- **INSTRUCTIONS TO FOLLOW**:
Write out each line exactly as given. Leave the pictures out of your copy.

Saved data entries

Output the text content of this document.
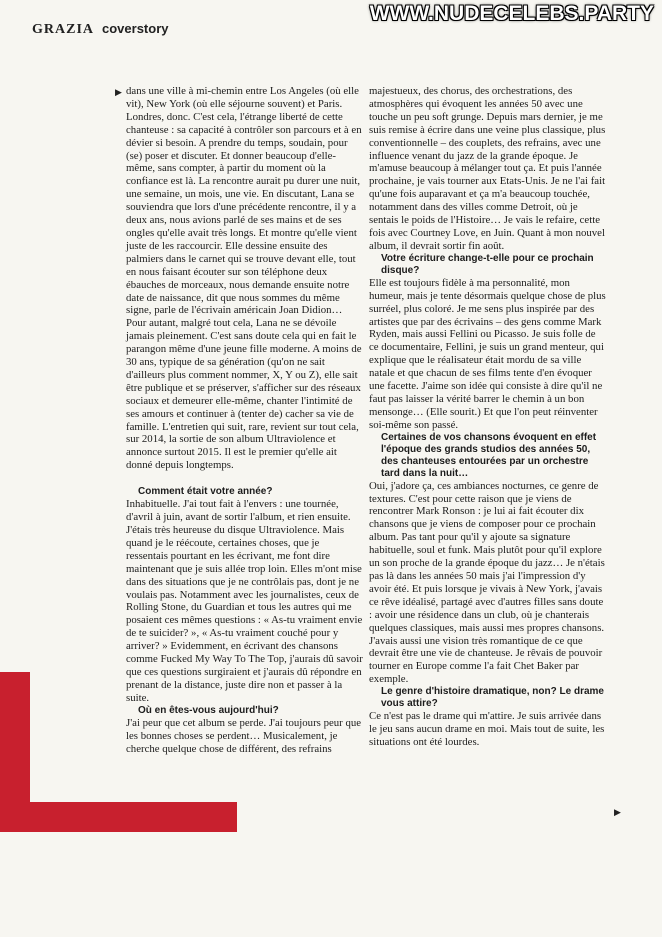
GRAZIA coverstory
WWW.NUDECELEBS.PARTY
▶ dans une ville à mi-chemin entre Los Angeles (où elle vit), New York (où elle séjourne souvent) et Paris. Londres, donc. C'est cela, l'étrange liberté de cette chanteuse : sa capacité à contrôler son parcours et à en dévier si besoin. A prendre du temps, soudain, pour (se) poser et discuter. Et donner beaucoup d'elle-même, sans compter, à partir du moment où la confiance est là. La rencontre aurait pu durer une nuit, une semaine, un mois, une vie. En discutant, Lana se souviendra que lors d'une précédente rencontre, il y a deux ans, nous avions parlé de ses mains et de ses ongles qu'elle avait très longs. Et montre qu'elle vient juste de les raccourcir. Elle dessine ensuite des palmiers dans le carnet qui se trouve devant elle, tout en nous faisant écouter sur son téléphone deux ébauches de morceaux, nous demande ensuite notre date de naissance, dit que nous sommes du même signe, parle de l'écrivain américain Joan Didion… Pour autant, malgré tout cela, Lana ne se dévoile jamais pleinement. C'est sans doute cela qui en fait le parangon même d'une jeune fille moderne. A moins de 30 ans, typique de sa génération (qu'on ne sait d'ailleurs plus comment nommer, X, Y ou Z), elle sait être publique et se préserver, s'afficher sur des réseaux sociaux et demeurer elle-même, chanter l'intimité de ses amours et continuer à (tenter de) cacher sa vie de famille. L'entretien qui suit, rare, revient sur tout cela, sur 2014, la sortie de son album Ultraviolence et annonce surtout 2015. Il est le premier qu'elle ait donné depuis longtemps.

Comment était votre année?

Inhabituelle. J'ai tout fait à l'envers : une tournée, d'avril à juin, avant de sortir l'album, et rien ensuite. J'étais très heureuse du disque Ultraviolence. Mais quand je le réécoute, certaines choses, que je ressentais pourtant en les écrivant, me font dire maintenant que je suis allée trop loin. Elles m'ont mise dans des situations que je ne contrôlais pas, dont je ne voulais pas. Notamment avec les journalistes, ceux de Rolling Stone, du Guardian et tous les autres qui me posaient ces mêmes questions : « As-tu vraiment envie de te suicider? », « As-tu vraiment couché pour y arriver? » Evidemment, en écrivant des chansons comme Fucked My Way To The Top, j'aurais dû savoir que ces questions surgiraient et j'aurais dû répondre en prenant de la distance, juste dire non et passer à la suite.

Où en êtes-vous aujourd'hui?

J'ai peur que cet album se perde. J'ai toujours peur que les bonnes choses se perdent… Musicalement, je cherche quelque chose de différent, des refrains

majestueux, des chorus, des orchestrations, des atmosphères qui évoquent les années 50 avec une touche un peu soft grunge. Depuis mars dernier, je me suis remise à écrire dans une veine plus classique, plus conventionnelle – des couplets, des refrains, avec une influence venant du jazz de la grande époque. Je m'amuse beaucoup à mélanger tout ça. Et puis l'année prochaine, je vais tourner aux Etats-Unis. Je ne l'ai fait qu'une fois auparavant et ça m'a beaucoup touchée, notamment dans des villes comme Detroit, où je sentais le poids de l'Histoire… Je vais le refaire, cette fois avec Courtney Love, en Juin. Quant à mon nouvel album, il devrait sortir fin août.

Votre écriture change-t-elle pour ce prochain disque?

Elle est toujours fidèle à ma personnalité, mon humeur, mais je tente désormais quelque chose de plus surréel, plus coloré. Je me sens plus inspirée par des artistes que par des écrivains – des gens comme Mark Ryden, mais aussi Fellini ou Picasso. Je suis folle de ce documentaire, Fellini, je suis un grand menteur, qui explique que le réalisateur était mordu de sa ville natale et que chacun de ses films tente d'en évoquer une facette. J'aime son idée qui consiste à dire qu'il ne faut pas laisser la vérité barrer le chemin à un bon mensonge… (Elle sourit.) Et que l'on peut réinventer soi-même son passé.

Certaines de vos chansons évoquent en effet l'époque des grands studios des années 50, des chanteuses entourées par un orchestre tard dans la nuit…

Oui, j'adore ça, ces ambiances nocturnes, ce genre de textures. C'est pour cette raison que je viens de rencontrer Mark Ronson : je lui ai fait écouter dix chansons que je viens de composer pour ce prochain album. Pas tant pour qu'il y ajoute sa signature habituelle, soul et funk. Mais plutôt pour qu'il explore un son proche de la grande époque du jazz… Je n'étais pas là dans les années 50 mais j'ai l'impression d'y avoir été. Et puis lorsque je vivais à New York, j'avais ce rêve idéalisé, partagé avec d'autres filles sans doute : avoir une résidence dans un club, où je chanterais quelques classiques, mais aussi mes propres chansons. J'avais aussi une vision très romantique de ce que devrait être une vie de chanteuse. Je rêvais de pouvoir tourner en Europe comme l'a fait Chet Baker par exemple.

Le genre d'histoire dramatique, non? Le drame vous attire?

Ce n'est pas le drame qui m'attire. Je suis arrivée dans le jeu sans aucun drame en moi. Mais tout de suite, les situations ont été lourdes.

▶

- **CORRECT RESULT**:
Output the text content of this document.
GRAZIA coverstory
WWW.NUDECELEBS.PARTY
▶ dans une ville à mi-chemin entre Los Angeles (où elle vit), New York (où elle séjourne souvent) et Paris. Londres, donc. C'est cela, l'étrange liberté de cette chanteuse : sa capacité à contrôler son parcours et à en dévier si besoin. A prendre du temps, soudain, pour (se) poser et discuter. Et donner beaucoup d'elle-même, sans compter, à partir du moment où la confiance est là. La rencontre aurait pu durer une nuit, une semaine, un mois, une vie. En discutant, Lana se souviendra que lors d'une précédente rencontre, il y a deux ans, nous avions parlé de ses mains et de ses ongles qu'elle avait très longs. Et montre qu'elle vient juste de les raccourcir. Elle dessine ensuite des palmiers dans le carnet qui se trouve devant elle, tout en nous faisant écouter sur son téléphone deux ébauches de morceaux, nous demande ensuite notre date de naissance, dit que nous sommes du même signe, parle de l'écrivain américain Joan Didion… Pour autant, malgré tout cela, Lana ne se dévoile jamais pleinement. C'est sans doute cela qui en fait le parangon même d'une jeune fille moderne. A moins de 30 ans, typique de sa génération (qu'on ne sait d'ailleurs plus comment nommer, X, Y ou Z), elle sait être publique et se préserver, s'afficher sur des réseaux sociaux et demeurer elle-même, chanter l'intimité de ses amours et continuer à (tenter de) cacher sa vie de famille. L'entretien qui suit, rare, revient sur tout cela, sur 2014, la sortie de son album Ultraviolence et annonce surtout 2015. Il est le premier qu'elle ait donné depuis longtemps.

Comment était votre année?

Inhabituelle. J'ai tout fait à l'envers : une tournée, d'avril à juin, avant de sortir l'album, et rien ensuite. J'étais très heureuse du disque Ultraviolence. Mais quand je le réécoute, certaines choses, que je ressentais pourtant en les écrivant, me font dire maintenant que je suis allée trop loin. Elles m'ont mise dans des situations que je ne contrôlais pas, dont je ne voulais pas. Notamment avec les journalistes, ceux de Rolling Stone, du Guardian et tous les autres qui me posaient ces mêmes questions : « As-tu vraiment envie de te suicider? », « As-tu vraiment couché pour y arriver? » Evidemment, en écrivant des chansons comme Fucked My Way To The Top, j'aurais dû savoir que ces questions surgiraient et j'aurais dû répondre en prenant de la distance, juste dire non et passer à la suite.

Où en êtes-vous aujourd'hui?

J'ai peur que cet album se perde. J'ai toujours peur que les bonnes choses se perdent… Musicalement, je cherche quelque chose de différent, des refrains

majestueux, des chorus, des orchestrations, des atmosphères qui évoquent les années 50 avec une touche un peu soft grunge. Depuis mars dernier, je me suis remise à écrire dans une veine plus classique, plus conventionnelle – des couplets, des refrains, avec une influence venant du jazz de la grande époque. Je m'amuse beaucoup à mélanger tout ça. Et puis l'année prochaine, je vais tourner aux Etats-Unis. Je ne l'ai fait qu'une fois auparavant et ça m'a beaucoup touchée, notamment dans des villes comme Detroit, où je sentais le poids de l'Histoire… Je vais le refaire, cette fois avec Courtney Love, en Juin. Quant à mon nouvel album, il devrait sortir fin août.

Votre écriture change-t-elle pour ce prochain disque?

Elle est toujours fidèle à ma personnalité, mon humeur, mais je tente désormais quelque chose de plus surréel, plus coloré. Je me sens plus inspirée par des artistes que par des écrivains – des gens comme Mark Ryden, mais aussi Fellini ou Picasso. Je suis folle de ce documentaire, Fellini, je suis un grand menteur, qui explique que le réalisateur était mordu de sa ville natale et que chacun de ses films tente d'en évoquer une facette. J'aime son idée qui consiste à dire qu'il ne faut pas laisser la vérité barrer le chemin à un bon mensonge… (Elle sourit.) Et que l'on peut réinventer soi-même son passé.

Certaines de vos chansons évoquent en effet l'époque des grands studios des années 50, des chanteuses entourées par un orchestre tard dans la nuit…

Oui, j'adore ça, ces ambiances nocturnes, ce genre de textures. C'est pour cette raison que je viens de rencontrer Mark Ronson : je lui ai fait écouter dix chansons que je viens de composer pour ce prochain album. Pas tant pour qu'il y ajoute sa signature habituelle, soul et funk. Mais plutôt pour qu'il explore un son proche de la grande époque du jazz… Je n'étais pas là dans les années 50 mais j'ai l'impression d'y avoir été. Et puis lorsque je vivais à New York, j'avais ce rêve idéalisé, partagé avec d'autres filles sans doute : avoir une résidence dans un club, où je chanterais quelques classiques, mais aussi mes propres chansons. J'avais aussi une vision très romantique de ce que devrait être une vie de chanteuse. Je rêvais de pouvoir tourner en Europe comme l'a fait Chet Baker par exemple.

Le genre d'histoire dramatique, non? Le drame vous attire?

Ce n'est pas le drame qui m'attire. Je suis arrivée dans le jeu sans aucun drame en moi. Mais tout de suite, les situations ont été lourdes.

▶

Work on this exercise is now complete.